• _Material for the task_:

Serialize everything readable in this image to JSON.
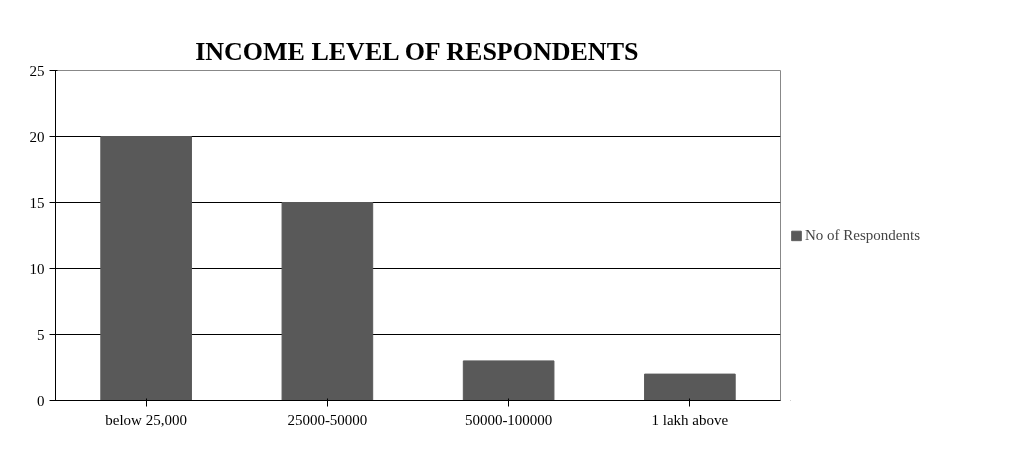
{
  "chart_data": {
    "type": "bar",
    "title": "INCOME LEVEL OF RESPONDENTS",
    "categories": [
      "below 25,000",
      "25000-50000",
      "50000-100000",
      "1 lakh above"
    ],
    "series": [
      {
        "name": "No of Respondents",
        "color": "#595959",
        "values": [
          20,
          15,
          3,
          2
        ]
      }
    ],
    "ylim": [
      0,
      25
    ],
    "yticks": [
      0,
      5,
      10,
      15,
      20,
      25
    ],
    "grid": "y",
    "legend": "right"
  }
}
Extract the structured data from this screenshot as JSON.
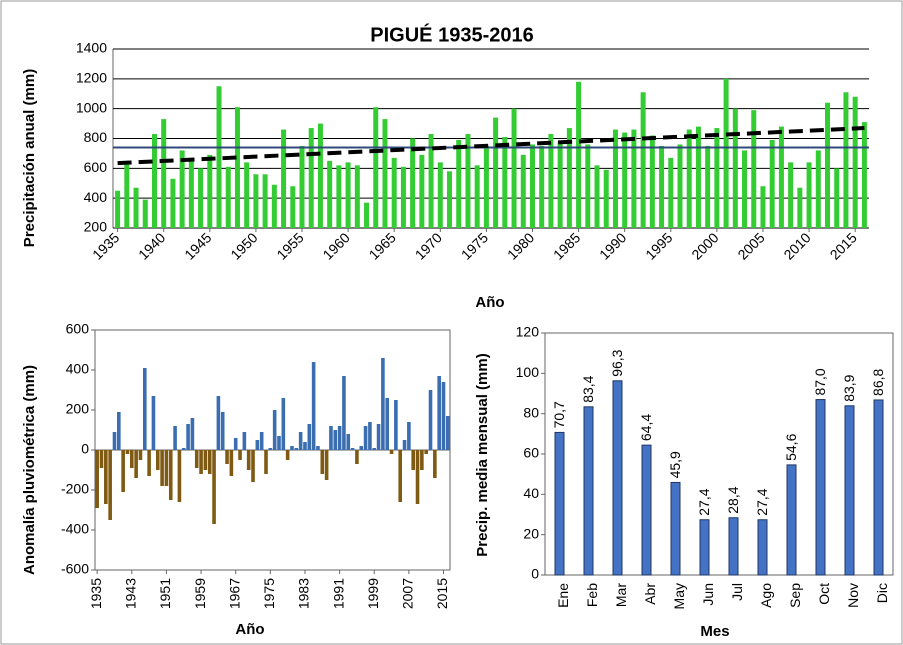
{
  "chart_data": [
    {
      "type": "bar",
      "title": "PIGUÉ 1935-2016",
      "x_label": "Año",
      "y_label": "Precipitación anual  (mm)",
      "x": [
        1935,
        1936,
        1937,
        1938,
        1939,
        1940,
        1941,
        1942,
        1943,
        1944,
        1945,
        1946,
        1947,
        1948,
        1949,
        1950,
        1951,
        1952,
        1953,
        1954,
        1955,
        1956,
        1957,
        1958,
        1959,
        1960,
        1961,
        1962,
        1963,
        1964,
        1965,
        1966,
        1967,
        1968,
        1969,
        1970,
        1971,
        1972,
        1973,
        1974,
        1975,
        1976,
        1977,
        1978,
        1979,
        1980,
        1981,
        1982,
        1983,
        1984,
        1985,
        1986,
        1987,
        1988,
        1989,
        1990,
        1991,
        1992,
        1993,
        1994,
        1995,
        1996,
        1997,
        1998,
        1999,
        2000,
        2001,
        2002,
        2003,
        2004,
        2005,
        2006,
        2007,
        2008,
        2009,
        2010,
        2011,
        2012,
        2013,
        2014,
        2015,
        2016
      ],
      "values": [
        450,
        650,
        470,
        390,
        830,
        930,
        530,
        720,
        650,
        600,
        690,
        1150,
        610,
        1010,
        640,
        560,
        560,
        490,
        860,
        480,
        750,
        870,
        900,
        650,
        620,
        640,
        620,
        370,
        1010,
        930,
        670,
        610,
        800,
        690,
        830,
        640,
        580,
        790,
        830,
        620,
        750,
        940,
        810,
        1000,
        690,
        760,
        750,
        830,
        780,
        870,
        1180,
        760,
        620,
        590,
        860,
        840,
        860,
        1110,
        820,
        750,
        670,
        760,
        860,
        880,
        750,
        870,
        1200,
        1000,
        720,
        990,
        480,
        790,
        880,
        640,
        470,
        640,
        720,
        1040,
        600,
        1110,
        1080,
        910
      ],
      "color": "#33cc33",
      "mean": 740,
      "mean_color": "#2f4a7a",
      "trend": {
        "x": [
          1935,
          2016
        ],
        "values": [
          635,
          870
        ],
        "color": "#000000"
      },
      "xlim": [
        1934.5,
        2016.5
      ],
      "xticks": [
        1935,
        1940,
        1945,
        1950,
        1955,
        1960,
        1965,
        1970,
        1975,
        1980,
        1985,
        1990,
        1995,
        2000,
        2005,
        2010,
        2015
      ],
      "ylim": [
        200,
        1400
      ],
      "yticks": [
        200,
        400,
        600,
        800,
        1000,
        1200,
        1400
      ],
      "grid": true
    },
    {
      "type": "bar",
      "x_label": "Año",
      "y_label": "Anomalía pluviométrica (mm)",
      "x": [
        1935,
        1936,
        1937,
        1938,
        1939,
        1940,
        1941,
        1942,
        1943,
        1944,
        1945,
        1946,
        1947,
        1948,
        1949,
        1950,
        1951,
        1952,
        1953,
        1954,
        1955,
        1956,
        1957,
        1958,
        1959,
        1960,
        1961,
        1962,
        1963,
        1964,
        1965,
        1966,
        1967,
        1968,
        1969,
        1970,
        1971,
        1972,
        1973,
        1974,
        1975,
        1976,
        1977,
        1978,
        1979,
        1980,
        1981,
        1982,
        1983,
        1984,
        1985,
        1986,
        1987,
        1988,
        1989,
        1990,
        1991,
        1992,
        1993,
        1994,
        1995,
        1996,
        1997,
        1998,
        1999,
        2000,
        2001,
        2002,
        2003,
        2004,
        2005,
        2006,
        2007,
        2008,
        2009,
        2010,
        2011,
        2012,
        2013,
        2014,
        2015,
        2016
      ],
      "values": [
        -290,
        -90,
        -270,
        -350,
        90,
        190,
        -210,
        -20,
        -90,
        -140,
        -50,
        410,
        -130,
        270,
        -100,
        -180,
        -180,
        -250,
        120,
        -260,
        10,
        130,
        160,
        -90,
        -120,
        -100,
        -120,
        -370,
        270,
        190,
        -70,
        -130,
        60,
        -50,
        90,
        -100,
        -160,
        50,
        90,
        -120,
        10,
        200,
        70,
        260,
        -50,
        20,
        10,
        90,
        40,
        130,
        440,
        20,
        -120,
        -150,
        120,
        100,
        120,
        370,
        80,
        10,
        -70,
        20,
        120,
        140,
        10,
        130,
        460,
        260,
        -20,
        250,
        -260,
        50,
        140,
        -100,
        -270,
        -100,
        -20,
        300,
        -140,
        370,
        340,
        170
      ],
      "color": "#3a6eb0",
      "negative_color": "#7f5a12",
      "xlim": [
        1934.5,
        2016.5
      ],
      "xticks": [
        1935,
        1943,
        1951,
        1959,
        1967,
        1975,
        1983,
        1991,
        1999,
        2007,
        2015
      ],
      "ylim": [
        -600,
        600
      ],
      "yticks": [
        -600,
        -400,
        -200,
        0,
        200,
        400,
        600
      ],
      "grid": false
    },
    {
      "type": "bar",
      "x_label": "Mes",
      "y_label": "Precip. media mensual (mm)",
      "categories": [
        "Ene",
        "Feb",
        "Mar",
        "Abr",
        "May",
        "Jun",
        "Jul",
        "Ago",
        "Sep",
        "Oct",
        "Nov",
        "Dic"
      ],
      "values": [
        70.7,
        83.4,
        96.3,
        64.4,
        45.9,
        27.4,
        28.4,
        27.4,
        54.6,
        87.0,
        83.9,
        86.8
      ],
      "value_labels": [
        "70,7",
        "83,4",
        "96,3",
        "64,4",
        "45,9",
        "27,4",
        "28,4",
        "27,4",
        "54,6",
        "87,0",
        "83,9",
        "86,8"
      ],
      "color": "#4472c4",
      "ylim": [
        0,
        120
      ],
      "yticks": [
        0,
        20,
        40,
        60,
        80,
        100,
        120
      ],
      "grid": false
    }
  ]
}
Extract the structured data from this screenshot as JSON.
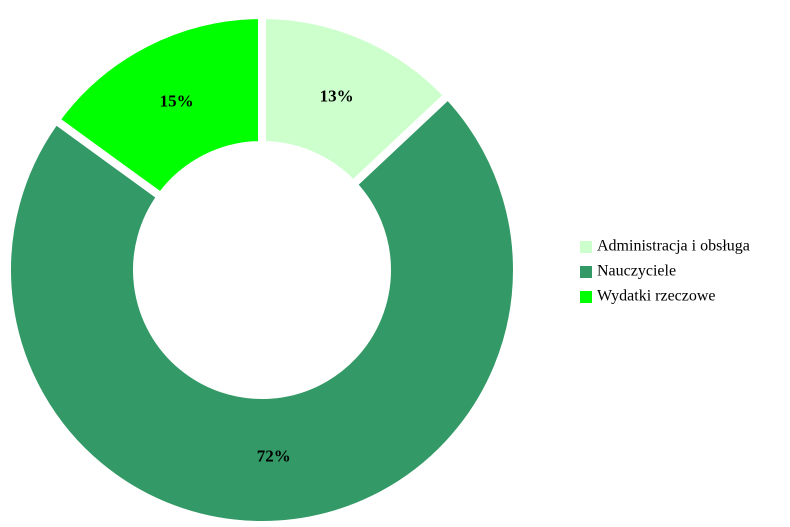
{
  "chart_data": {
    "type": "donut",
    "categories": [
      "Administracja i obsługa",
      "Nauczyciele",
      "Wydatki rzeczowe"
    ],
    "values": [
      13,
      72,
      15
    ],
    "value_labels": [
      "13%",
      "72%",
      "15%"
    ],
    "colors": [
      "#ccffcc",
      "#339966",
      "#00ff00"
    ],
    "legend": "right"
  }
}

• _Goal of the exercise_: Give the entries again without a single change, but with no pictures.

• _Exercise response_:
Serialize everything readable in this image to JSON.
{
  "chart_data": {
    "type": "bar",
    "title": "INCOME LEVEL OF RESPONDENTS",
    "categories": [
      "below 25,000",
      "25000-50000",
      "50000-100000",
      "1 lakh above"
    ],
    "series": [
      {
        "name": "No of Respondents",
        "color": "#595959",
        "values": [
          20,
          15,
          3,
          2
        ]
      }
    ],
    "ylim": [
      0,
      25
    ],
    "yticks": [
      0,
      5,
      10,
      15,
      20,
      25
    ],
    "grid": "y",
    "legend": "right"
  }
}
Extract the structured data from this screenshot as JSON.
{
  "chart_data": [
    {
      "type": "bar",
      "title": "PIGUÉ 1935-2016",
      "x_label": "Año",
      "y_label": "Precipitación anual  (mm)",
      "x": [
        1935,
        1936,
        1937,
        1938,
        1939,
        1940,
        1941,
        1942,
        1943,
        1944,
        1945,
        1946,
        1947,
        1948,
        1949,
        1950,
        1951,
        1952,
        1953,
        1954,
        1955,
        1956,
        1957,
        1958,
        1959,
        1960,
        1961,
        1962,
        1963,
        1964,
        1965,
        1966,
        1967,
        1968,
        1969,
        1970,
        1971,
        1972,
        1973,
        1974,
        1975,
        1976,
        1977,
        1978,
        1979,
        1980,
        1981,
        1982,
        1983,
        1984,
        1985,
        1986,
        1987,
        1988,
        1989,
        1990,
        1991,
        1992,
        1993,
        1994,
        1995,
        1996,
        1997,
        1998,
        1999,
        2000,
        2001,
        2002,
        2003,
        2004,
        2005,
        2006,
        2007,
        2008,
        2009,
        2010,
        2011,
        2012,
        2013,
        2014,
        2015,
        2016
      ],
      "values": [
        450,
        650,
        470,
        390,
        830,
        930,
        530,
        720,
        650,
        600,
        690,
        1150,
        610,
        1010,
        640,
        560,
        560,
        490,
        860,
        480,
        750,
        870,
        900,
        650,
        620,
        640,
        620,
        370,
        1010,
        930,
        670,
        610,
        800,
        690,
        830,
        640,
        580,
        790,
        830,
        620,
        750,
        940,
        810,
        1000,
        690,
        760,
        750,
        830,
        780,
        870,
        1180,
        760,
        620,
        590,
        860,
        840,
        860,
        1110,
        820,
        750,
        670,
        760,
        860,
        880,
        750,
        870,
        1200,
        1000,
        720,
        990,
        480,
        790,
        880,
        640,
        470,
        640,
        720,
        1040,
        600,
        1110,
        1080,
        910
      ],
      "color": "#33cc33",
      "mean": 740,
      "mean_color": "#2f4a7a",
      "trend": {
        "x": [
          1935,
          2016
        ],
        "values": [
          635,
          870
        ],
        "color": "#000000"
      },
      "xlim": [
        1934.5,
        2016.5
      ],
      "xticks": [
        1935,
        1940,
        1945,
        1950,
        1955,
        1960,
        1965,
        1970,
        1975,
        1980,
        1985,
        1990,
        1995,
        2000,
        2005,
        2010,
        2015
      ],
      "ylim": [
        200,
        1400
      ],
      "yticks": [
        200,
        400,
        600,
        800,
        1000,
        1200,
        1400
      ],
      "grid": true
    },
    {
      "type": "bar",
      "x_label": "Año",
      "y_label": "Anomalía pluviométrica (mm)",
      "x": [
        1935,
        1936,
        1937,
        1938,
        1939,
        1940,
        1941,
        1942,
        1943,
        1944,
        1945,
        1946,
        1947,
        1948,
        1949,
        1950,
        1951,
        1952,
        1953,
        1954,
        1955,
        1956,
        1957,
        1958,
        1959,
        1960,
        1961,
        1962,
        1963,
        1964,
        1965,
        1966,
        1967,
        1968,
        1969,
        1970,
        1971,
        1972,
        1973,
        1974,
        1975,
        1976,
        1977,
        1978,
        1979,
        1980,
        1981,
        1982,
        1983,
        1984,
        1985,
        1986,
        1987,
        1988,
        1989,
        1990,
        1991,
        1992,
        1993,
        1994,
        1995,
        1996,
        1997,
        1998,
        1999,
        2000,
        2001,
        2002,
        2003,
        2004,
        2005,
        2006,
        2007,
        2008,
        2009,
        2010,
        2011,
        2012,
        2013,
        2014,
        2015,
        2016
      ],
      "values": [
        -290,
        -90,
        -270,
        -350,
        90,
        190,
        -210,
        -20,
        -90,
        -140,
        -50,
        410,
        -130,
        270,
        -100,
        -180,
        -180,
        -250,
        120,
        -260,
        10,
        130,
        160,
        -90,
        -120,
        -100,
        -120,
        -370,
        270,
        190,
        -70,
        -130,
        60,
        -50,
        90,
        -100,
        -160,
        50,
        90,
        -120,
        10,
        200,
        70,
        260,
        -50,
        20,
        10,
        90,
        40,
        130,
        440,
        20,
        -120,
        -150,
        120,
        100,
        120,
        370,
        80,
        10,
        -70,
        20,
        120,
        140,
        10,
        130,
        460,
        260,
        -20,
        250,
        -260,
        50,
        140,
        -100,
        -270,
        -100,
        -20,
        300,
        -140,
        370,
        340,
        170
      ],
      "color": "#3a6eb0",
      "negative_color": "#7f5a12",
      "xlim": [
        1934.5,
        2016.5
      ],
      "xticks": [
        1935,
        1943,
        1951,
        1959,
        1967,
        1975,
        1983,
        1991,
        1999,
        2007,
        2015
      ],
      "ylim": [
        -600,
        600
      ],
      "yticks": [
        -600,
        -400,
        -200,
        0,
        200,
        400,
        600
      ],
      "grid": false
    },
    {
      "type": "bar",
      "x_label": "Mes",
      "y_label": "Precip. media mensual (mm)",
      "categories": [
        "Ene",
        "Feb",
        "Mar",
        "Abr",
        "May",
        "Jun",
        "Jul",
        "Ago",
        "Sep",
        "Oct",
        "Nov",
        "Dic"
      ],
      "values": [
        70.7,
        83.4,
        96.3,
        64.4,
        45.9,
        27.4,
        28.4,
        27.4,
        54.6,
        87.0,
        83.9,
        86.8
      ],
      "value_labels": [
        "70,7",
        "83,4",
        "96,3",
        "64,4",
        "45,9",
        "27,4",
        "28,4",
        "27,4",
        "54,6",
        "87,0",
        "83,9",
        "86,8"
      ],
      "color": "#4472c4",
      "ylim": [
        0,
        120
      ],
      "yticks": [
        0,
        20,
        40,
        60,
        80,
        100,
        120
      ],
      "grid": false
    }
  ]
}
Extract the structured data from this screenshot as JSON.
{
  "chart_data": {
    "type": "donut",
    "categories": [
      "Administracja i obsługa",
      "Nauczyciele",
      "Wydatki rzeczowe"
    ],
    "values": [
      13,
      72,
      15
    ],
    "value_labels": [
      "13%",
      "72%",
      "15%"
    ],
    "colors": [
      "#ccffcc",
      "#339966",
      "#00ff00"
    ],
    "legend": "right"
  }
}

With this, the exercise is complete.